Exercise instructions: Report each line of the data that has "this" somewhere in it.

Record excerpts:

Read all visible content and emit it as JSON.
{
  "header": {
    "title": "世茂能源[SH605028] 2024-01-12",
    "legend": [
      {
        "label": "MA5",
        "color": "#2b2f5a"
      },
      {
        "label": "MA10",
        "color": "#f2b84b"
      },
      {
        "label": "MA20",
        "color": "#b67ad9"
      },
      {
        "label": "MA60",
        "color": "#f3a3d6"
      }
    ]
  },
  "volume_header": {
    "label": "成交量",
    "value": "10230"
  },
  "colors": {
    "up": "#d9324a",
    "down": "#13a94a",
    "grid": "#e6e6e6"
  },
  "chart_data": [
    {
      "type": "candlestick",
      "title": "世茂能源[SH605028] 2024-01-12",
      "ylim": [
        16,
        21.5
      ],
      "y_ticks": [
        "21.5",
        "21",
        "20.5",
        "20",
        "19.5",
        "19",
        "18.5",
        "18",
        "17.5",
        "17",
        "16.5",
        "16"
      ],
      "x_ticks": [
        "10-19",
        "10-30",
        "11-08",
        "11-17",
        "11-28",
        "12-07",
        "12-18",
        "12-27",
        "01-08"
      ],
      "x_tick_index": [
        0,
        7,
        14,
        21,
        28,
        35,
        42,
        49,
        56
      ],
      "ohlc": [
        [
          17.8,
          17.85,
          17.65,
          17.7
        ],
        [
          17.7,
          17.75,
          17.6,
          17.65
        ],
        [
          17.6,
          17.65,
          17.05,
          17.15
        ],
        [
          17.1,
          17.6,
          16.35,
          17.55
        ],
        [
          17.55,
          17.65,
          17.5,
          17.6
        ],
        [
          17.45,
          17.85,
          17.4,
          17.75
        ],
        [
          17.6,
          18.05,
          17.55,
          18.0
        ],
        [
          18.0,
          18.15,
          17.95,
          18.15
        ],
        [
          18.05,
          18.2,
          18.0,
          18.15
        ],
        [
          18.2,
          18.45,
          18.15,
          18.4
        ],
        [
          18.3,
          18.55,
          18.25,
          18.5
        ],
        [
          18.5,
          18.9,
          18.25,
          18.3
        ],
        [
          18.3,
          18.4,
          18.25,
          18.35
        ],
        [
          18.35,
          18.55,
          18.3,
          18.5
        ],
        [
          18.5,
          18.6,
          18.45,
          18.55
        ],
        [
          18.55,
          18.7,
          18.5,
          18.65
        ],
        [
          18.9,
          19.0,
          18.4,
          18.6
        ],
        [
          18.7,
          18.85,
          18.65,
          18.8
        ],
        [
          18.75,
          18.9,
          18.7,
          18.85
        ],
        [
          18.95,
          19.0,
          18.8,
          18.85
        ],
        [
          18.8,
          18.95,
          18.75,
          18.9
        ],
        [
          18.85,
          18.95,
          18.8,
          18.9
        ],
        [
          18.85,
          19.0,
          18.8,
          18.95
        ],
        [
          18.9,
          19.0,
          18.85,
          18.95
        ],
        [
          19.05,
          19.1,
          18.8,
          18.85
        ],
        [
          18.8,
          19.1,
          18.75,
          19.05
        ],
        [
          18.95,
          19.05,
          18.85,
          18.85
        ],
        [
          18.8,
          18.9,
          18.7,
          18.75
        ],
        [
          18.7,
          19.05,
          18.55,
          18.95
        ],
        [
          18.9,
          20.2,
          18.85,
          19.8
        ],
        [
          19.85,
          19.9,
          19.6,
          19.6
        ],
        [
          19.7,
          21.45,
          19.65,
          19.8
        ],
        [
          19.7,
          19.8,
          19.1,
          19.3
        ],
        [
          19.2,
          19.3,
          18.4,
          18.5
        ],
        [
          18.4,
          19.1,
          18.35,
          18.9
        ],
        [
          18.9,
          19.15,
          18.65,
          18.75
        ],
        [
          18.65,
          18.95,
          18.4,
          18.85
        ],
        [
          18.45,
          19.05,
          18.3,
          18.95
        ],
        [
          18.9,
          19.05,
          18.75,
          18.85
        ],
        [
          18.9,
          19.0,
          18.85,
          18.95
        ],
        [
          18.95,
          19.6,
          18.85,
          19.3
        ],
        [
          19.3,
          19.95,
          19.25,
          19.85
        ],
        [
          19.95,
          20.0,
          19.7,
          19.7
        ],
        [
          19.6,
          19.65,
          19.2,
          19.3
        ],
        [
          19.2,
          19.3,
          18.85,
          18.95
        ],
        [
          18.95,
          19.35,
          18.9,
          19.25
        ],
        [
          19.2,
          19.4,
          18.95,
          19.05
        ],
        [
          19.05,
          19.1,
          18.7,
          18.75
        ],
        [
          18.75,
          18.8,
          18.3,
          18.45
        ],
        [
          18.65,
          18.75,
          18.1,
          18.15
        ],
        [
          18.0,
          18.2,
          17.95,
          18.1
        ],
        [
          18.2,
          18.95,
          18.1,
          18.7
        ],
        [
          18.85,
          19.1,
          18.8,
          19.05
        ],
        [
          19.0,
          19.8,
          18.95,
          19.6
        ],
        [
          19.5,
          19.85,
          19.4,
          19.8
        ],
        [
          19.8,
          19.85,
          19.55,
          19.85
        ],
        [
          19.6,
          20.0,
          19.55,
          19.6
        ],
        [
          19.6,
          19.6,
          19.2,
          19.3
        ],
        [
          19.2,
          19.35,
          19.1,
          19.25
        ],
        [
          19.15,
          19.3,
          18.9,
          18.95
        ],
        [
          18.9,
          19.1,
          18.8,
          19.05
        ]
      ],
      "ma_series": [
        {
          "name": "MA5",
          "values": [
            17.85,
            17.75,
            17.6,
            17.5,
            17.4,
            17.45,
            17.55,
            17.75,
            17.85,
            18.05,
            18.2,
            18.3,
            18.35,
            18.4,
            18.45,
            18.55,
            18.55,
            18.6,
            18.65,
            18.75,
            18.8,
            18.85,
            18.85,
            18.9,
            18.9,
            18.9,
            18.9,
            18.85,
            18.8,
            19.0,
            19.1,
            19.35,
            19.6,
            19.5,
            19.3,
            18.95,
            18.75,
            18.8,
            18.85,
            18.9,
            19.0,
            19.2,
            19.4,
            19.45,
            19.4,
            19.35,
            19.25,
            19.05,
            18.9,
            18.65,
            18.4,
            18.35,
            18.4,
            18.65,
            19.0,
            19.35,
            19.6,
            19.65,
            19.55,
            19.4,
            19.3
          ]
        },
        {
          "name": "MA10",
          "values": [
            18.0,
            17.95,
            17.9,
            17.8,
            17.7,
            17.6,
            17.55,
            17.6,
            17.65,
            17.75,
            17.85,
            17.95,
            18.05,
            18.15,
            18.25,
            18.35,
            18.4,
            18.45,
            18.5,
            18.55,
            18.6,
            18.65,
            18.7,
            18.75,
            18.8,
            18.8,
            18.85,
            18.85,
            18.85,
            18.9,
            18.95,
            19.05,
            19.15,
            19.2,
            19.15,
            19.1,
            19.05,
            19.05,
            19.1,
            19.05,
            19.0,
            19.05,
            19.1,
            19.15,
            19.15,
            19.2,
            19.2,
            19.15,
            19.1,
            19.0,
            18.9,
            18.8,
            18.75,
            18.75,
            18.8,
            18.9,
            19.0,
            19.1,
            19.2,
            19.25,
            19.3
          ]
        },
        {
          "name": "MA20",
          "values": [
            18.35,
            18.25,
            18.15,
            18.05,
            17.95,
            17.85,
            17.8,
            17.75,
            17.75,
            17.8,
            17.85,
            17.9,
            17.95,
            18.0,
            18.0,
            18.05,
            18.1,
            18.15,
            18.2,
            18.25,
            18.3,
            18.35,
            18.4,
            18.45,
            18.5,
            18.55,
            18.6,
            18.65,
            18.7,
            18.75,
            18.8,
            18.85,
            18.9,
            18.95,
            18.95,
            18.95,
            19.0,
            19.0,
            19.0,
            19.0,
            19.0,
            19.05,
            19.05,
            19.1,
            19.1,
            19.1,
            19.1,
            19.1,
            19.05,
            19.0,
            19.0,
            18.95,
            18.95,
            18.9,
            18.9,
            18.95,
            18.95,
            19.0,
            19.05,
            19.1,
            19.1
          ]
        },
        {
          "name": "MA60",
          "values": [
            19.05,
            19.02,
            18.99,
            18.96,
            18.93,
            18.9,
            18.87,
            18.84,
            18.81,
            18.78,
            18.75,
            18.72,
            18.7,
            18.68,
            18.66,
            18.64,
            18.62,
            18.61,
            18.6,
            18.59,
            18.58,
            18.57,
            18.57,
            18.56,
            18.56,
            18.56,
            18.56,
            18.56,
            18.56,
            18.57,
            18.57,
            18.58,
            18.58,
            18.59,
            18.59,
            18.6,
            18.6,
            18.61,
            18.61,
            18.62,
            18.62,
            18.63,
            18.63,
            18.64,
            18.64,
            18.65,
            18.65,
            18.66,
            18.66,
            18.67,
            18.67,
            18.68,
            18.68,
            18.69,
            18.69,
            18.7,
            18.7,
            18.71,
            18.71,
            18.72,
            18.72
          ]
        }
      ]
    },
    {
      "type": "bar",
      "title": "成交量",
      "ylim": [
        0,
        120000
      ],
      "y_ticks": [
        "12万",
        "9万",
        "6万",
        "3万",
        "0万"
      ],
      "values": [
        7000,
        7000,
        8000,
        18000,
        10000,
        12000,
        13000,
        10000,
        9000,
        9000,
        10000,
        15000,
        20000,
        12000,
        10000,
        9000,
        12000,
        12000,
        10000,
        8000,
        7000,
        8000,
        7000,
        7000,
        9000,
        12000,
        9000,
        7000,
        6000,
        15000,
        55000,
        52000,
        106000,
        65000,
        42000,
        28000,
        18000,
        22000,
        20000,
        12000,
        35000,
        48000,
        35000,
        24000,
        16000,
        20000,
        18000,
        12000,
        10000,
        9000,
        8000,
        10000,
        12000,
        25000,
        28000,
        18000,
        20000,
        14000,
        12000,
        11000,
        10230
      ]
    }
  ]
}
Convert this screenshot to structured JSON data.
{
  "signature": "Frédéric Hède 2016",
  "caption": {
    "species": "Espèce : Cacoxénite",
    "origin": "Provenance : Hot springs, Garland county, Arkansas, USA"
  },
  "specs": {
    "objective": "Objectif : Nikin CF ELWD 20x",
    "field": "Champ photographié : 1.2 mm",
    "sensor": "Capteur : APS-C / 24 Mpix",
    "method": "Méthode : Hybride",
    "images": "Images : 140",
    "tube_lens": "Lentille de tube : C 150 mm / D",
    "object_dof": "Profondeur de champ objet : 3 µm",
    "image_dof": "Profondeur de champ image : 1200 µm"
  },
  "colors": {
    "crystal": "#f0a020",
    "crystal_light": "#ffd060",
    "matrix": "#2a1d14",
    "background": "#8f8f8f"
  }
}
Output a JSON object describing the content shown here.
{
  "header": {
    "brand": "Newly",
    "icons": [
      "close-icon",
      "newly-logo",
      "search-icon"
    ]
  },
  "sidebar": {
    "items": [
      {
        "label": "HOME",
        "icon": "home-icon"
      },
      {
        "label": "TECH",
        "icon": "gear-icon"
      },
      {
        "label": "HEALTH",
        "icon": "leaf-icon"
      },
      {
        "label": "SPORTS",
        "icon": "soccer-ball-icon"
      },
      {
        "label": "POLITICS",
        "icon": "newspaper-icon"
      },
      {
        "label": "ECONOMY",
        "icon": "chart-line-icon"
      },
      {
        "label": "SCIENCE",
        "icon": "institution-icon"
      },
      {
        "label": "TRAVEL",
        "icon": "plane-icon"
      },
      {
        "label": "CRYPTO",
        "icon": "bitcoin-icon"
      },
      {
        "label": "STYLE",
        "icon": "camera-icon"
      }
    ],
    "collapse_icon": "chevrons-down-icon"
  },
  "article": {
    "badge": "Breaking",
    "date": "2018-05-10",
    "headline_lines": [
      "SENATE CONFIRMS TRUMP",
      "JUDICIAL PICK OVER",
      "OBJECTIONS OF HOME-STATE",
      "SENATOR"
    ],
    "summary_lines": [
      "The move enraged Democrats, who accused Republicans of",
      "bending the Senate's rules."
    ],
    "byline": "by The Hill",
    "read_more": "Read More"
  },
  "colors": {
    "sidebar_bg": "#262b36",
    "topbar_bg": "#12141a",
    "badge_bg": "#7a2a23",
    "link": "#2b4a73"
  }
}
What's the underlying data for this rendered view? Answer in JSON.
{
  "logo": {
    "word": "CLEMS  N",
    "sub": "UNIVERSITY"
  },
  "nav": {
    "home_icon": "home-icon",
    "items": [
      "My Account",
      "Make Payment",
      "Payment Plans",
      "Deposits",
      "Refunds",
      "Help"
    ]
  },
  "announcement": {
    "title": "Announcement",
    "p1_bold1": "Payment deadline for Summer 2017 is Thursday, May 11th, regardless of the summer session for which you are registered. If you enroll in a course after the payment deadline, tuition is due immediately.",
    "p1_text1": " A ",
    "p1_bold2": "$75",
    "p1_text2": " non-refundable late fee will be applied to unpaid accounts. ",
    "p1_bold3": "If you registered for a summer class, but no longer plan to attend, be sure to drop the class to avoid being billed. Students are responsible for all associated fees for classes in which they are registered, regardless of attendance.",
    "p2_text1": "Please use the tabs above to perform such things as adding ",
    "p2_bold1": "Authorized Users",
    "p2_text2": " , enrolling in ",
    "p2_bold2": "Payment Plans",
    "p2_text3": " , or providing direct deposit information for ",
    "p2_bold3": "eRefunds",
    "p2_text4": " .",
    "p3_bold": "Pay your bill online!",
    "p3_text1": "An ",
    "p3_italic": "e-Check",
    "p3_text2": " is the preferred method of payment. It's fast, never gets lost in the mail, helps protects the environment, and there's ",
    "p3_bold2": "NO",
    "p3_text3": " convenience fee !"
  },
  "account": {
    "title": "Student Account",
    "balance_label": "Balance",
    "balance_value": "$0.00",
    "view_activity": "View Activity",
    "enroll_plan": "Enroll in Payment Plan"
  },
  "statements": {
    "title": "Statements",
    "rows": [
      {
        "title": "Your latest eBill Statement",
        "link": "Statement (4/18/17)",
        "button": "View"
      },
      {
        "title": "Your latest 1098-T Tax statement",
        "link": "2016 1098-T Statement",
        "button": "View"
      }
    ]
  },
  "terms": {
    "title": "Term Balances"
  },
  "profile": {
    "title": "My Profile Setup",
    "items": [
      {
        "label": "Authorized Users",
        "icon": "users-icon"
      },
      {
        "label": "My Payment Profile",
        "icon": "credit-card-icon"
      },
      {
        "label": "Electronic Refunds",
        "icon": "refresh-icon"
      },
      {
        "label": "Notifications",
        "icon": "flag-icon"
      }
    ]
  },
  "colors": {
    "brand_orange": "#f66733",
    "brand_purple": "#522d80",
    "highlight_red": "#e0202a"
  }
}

Response to the task:
Convert this screenshot to structured JSON data.
What's the underlying data for this rendered view? Answer in JSON.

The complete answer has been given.